- _Excerpted records_:
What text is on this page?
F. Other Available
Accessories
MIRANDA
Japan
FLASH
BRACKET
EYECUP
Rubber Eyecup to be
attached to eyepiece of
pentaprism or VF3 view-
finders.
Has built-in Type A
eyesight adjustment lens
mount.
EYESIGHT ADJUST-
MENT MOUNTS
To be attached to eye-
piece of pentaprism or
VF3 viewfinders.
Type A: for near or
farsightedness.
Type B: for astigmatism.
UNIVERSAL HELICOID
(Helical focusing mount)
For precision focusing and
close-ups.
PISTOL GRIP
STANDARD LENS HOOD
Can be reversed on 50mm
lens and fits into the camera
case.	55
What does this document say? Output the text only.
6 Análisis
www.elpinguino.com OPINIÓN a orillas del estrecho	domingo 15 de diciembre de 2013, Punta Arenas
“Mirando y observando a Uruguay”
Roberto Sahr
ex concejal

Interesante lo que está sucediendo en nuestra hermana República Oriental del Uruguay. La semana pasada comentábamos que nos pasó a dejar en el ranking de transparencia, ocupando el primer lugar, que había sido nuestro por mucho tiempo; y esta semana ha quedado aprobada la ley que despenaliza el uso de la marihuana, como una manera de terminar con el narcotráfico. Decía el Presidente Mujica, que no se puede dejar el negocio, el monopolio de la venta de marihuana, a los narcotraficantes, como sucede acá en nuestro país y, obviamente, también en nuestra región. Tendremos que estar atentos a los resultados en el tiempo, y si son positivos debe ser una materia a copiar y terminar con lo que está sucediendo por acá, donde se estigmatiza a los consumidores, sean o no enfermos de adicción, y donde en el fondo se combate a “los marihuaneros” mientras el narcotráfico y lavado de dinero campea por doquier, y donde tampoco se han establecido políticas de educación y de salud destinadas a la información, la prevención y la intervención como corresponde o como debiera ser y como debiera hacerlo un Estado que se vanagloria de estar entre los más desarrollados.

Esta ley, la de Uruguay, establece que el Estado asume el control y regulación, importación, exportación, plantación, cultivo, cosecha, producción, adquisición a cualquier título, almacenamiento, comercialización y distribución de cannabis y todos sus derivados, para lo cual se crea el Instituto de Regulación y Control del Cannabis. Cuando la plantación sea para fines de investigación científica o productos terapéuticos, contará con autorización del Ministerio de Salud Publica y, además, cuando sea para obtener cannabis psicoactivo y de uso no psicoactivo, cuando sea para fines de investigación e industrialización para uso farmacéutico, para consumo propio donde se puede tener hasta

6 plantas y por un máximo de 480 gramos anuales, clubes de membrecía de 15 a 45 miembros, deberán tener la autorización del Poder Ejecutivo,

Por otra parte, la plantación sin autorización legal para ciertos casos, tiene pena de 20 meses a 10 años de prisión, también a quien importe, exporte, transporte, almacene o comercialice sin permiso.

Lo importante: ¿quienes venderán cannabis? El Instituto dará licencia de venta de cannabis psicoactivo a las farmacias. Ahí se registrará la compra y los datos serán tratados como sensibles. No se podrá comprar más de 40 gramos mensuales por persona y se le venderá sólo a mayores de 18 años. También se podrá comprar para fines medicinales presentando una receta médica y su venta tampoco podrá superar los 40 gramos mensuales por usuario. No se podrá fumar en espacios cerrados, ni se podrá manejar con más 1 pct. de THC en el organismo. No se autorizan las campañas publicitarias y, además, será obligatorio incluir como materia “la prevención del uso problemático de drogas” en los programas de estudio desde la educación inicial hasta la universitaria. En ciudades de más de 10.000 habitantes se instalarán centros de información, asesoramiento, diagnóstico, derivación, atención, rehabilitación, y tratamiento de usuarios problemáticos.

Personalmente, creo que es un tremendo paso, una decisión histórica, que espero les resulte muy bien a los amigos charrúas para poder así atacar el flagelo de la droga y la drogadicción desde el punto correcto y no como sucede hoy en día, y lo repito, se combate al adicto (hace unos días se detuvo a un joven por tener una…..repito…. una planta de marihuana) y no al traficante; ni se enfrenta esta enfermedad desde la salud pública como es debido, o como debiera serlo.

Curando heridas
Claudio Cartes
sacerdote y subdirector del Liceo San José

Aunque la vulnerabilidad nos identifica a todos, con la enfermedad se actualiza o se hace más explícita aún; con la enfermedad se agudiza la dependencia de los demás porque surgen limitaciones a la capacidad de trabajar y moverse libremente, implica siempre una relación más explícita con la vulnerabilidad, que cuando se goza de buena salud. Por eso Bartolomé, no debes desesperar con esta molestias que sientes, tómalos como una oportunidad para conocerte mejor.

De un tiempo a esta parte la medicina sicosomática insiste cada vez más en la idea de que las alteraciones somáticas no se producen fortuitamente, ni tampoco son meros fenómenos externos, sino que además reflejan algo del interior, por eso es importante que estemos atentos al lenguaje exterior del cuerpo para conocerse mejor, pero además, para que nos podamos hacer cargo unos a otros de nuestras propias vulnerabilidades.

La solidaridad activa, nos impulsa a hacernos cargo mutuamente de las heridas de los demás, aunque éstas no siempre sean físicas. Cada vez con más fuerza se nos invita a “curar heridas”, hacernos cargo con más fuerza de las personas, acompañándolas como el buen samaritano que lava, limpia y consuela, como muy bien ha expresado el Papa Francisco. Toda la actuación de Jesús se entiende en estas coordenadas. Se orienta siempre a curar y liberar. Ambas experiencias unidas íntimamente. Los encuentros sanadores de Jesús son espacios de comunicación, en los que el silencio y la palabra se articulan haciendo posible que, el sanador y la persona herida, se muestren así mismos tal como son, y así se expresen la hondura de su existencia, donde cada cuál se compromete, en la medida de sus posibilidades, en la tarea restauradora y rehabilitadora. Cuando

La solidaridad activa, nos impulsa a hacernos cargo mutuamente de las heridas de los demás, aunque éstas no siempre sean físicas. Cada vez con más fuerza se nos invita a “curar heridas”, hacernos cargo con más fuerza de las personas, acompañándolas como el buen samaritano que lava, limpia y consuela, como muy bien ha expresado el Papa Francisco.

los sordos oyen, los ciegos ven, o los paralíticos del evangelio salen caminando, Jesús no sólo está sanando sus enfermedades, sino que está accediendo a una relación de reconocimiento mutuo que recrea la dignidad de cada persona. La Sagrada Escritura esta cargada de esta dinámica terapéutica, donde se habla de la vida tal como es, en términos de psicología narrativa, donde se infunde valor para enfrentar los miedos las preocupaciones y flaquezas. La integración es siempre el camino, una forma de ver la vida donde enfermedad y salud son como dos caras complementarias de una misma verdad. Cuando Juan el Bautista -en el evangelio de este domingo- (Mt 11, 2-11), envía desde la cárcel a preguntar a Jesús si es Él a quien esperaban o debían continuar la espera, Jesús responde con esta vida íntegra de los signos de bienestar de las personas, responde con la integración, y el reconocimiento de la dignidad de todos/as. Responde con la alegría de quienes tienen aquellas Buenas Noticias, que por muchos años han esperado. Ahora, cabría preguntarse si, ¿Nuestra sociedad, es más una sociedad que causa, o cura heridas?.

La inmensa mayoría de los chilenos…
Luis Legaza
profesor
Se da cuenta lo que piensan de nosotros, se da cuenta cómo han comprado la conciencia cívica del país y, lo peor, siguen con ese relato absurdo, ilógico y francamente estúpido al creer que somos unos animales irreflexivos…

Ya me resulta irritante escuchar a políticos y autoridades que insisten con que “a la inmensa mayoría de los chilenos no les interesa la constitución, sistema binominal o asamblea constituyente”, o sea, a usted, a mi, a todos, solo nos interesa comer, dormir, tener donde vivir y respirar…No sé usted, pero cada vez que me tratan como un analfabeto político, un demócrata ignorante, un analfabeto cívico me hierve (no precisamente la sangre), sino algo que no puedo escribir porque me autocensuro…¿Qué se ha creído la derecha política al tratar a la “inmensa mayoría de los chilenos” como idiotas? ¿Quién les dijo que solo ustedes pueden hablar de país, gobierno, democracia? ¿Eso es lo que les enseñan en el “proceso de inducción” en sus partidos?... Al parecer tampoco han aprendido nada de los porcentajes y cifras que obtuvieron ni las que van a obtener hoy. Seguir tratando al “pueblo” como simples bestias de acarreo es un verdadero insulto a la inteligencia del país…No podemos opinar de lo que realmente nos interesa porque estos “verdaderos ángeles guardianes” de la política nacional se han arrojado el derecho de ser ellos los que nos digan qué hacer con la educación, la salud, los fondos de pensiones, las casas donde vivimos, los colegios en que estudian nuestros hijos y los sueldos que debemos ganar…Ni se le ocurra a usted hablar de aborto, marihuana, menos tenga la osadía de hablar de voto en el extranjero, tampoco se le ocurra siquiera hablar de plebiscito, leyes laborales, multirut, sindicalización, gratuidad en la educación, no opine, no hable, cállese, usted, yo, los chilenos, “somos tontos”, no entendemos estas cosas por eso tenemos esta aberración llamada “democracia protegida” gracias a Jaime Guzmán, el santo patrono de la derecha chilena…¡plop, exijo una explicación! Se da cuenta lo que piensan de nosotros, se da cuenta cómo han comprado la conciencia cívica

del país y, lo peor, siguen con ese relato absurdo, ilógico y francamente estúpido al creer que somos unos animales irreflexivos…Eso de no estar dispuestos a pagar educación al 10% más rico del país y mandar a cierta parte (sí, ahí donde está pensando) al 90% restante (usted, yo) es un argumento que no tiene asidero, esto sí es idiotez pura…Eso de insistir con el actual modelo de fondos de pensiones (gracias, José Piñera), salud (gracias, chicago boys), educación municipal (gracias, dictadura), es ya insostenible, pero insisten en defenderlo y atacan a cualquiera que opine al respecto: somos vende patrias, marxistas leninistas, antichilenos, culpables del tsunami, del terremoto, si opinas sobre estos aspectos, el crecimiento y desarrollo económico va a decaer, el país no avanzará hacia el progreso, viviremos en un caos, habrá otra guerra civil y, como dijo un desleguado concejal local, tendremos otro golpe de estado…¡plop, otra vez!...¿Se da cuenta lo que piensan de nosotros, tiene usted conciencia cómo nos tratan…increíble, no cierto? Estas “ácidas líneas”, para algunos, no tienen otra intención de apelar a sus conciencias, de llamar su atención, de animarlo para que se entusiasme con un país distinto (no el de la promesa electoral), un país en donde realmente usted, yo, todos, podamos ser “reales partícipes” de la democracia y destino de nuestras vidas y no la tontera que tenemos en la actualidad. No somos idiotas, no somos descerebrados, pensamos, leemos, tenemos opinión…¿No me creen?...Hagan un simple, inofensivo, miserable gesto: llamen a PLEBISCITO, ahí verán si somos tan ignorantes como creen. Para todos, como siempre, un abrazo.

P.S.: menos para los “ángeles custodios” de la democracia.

- _Task statement_:
Report how many lines of the data contain the word "attached", using the number alone.

- _Full answer_:
2